* [Records to use]:
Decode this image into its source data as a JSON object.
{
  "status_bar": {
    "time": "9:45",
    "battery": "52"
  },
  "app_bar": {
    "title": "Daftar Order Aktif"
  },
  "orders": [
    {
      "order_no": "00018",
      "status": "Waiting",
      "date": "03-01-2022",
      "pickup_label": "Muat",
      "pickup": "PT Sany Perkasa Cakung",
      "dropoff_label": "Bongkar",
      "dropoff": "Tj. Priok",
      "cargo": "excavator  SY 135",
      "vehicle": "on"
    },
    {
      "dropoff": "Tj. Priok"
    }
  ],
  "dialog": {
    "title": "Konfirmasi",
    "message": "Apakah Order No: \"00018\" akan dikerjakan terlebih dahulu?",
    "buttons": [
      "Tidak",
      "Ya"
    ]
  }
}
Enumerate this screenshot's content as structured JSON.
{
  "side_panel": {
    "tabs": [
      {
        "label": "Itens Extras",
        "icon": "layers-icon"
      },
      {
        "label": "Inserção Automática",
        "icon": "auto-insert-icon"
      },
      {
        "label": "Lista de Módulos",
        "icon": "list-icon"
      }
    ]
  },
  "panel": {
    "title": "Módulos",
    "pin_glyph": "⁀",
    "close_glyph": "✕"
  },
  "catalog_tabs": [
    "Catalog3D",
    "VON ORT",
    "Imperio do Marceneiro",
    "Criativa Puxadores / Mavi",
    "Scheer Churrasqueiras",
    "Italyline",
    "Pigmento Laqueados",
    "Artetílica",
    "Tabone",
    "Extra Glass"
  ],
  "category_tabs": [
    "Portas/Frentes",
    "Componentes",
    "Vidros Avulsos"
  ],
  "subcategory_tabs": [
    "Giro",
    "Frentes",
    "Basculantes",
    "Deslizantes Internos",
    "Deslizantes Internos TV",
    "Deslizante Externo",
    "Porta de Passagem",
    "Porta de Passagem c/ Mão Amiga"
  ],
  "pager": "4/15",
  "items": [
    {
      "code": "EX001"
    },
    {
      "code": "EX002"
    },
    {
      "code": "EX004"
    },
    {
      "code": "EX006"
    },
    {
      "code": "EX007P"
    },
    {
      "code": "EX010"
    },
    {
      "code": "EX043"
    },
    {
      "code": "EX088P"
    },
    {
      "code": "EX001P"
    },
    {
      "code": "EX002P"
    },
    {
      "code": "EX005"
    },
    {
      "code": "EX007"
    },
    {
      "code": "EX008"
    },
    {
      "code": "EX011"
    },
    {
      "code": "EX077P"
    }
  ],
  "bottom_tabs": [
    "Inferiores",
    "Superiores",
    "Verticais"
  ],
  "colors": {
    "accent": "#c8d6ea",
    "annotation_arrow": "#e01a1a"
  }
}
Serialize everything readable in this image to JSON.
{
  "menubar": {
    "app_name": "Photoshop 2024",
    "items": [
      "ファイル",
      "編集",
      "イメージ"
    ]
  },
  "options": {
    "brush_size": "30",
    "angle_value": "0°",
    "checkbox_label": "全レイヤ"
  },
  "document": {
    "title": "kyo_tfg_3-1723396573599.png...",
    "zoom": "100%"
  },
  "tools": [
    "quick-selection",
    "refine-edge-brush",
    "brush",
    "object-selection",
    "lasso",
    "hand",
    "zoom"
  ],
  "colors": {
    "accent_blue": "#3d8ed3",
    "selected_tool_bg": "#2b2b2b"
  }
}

* [Direction]:
Can you give every line above again, exactly as written?

* [Output for this exercise]:
Decode this image into its source data as a JSON object.
{
  "status_bar": {
    "time": "9:45",
    "battery": "52"
  },
  "app_bar": {
    "title": "Daftar Order Aktif"
  },
  "orders": [
    {
      "order_no": "00018",
      "status": "Waiting",
      "date": "03-01-2022",
      "pickup_label": "Muat",
      "pickup": "PT Sany Perkasa Cakung",
      "dropoff_label": "Bongkar",
      "dropoff": "Tj. Priok",
      "cargo": "excavator  SY 135",
      "vehicle": "on"
    },
    {
      "dropoff": "Tj. Priok"
    }
  ],
  "dialog": {
    "title": "Konfirmasi",
    "message": "Apakah Order No: \"00018\" akan dikerjakan terlebih dahulu?",
    "buttons": [
      "Tidak",
      "Ya"
    ]
  }
}
Enumerate this screenshot's content as structured JSON.
{
  "side_panel": {
    "tabs": [
      {
        "label": "Itens Extras",
        "icon": "layers-icon"
      },
      {
        "label": "Inserção Automática",
        "icon": "auto-insert-icon"
      },
      {
        "label": "Lista de Módulos",
        "icon": "list-icon"
      }
    ]
  },
  "panel": {
    "title": "Módulos",
    "pin_glyph": "⁀",
    "close_glyph": "✕"
  },
  "catalog_tabs": [
    "Catalog3D",
    "VON ORT",
    "Imperio do Marceneiro",
    "Criativa Puxadores / Mavi",
    "Scheer Churrasqueiras",
    "Italyline",
    "Pigmento Laqueados",
    "Artetílica",
    "Tabone",
    "Extra Glass"
  ],
  "category_tabs": [
    "Portas/Frentes",
    "Componentes",
    "Vidros Avulsos"
  ],
  "subcategory_tabs": [
    "Giro",
    "Frentes",
    "Basculantes",
    "Deslizantes Internos",
    "Deslizantes Internos TV",
    "Deslizante Externo",
    "Porta de Passagem",
    "Porta de Passagem c/ Mão Amiga"
  ],
  "pager": "4/15",
  "items": [
    {
      "code": "EX001"
    },
    {
      "code": "EX002"
    },
    {
      "code": "EX004"
    },
    {
      "code": "EX006"
    },
    {
      "code": "EX007P"
    },
    {
      "code": "EX010"
    },
    {
      "code": "EX043"
    },
    {
      "code": "EX088P"
    },
    {
      "code": "EX001P"
    },
    {
      "code": "EX002P"
    },
    {
      "code": "EX005"
    },
    {
      "code": "EX007"
    },
    {
      "code": "EX008"
    },
    {
      "code": "EX011"
    },
    {
      "code": "EX077P"
    }
  ],
  "bottom_tabs": [
    "Inferiores",
    "Superiores",
    "Verticais"
  ],
  "colors": {
    "accent": "#c8d6ea",
    "annotation_arrow": "#e01a1a"
  }
}
Serialize everything readable in this image to JSON.
{
  "menubar": {
    "app_name": "Photoshop 2024",
    "items": [
      "ファイル",
      "編集",
      "イメージ"
    ]
  },
  "options": {
    "brush_size": "30",
    "angle_value": "0°",
    "checkbox_label": "全レイヤ"
  },
  "document": {
    "title": "kyo_tfg_3-1723396573599.png...",
    "zoom": "100%"
  },
  "tools": [
    "quick-selection",
    "refine-edge-brush",
    "brush",
    "object-selection",
    "lasso",
    "hand",
    "zoom"
  ],
  "colors": {
    "accent_blue": "#3d8ed3",
    "selected_tool_bg": "#2b2b2b"
  }
}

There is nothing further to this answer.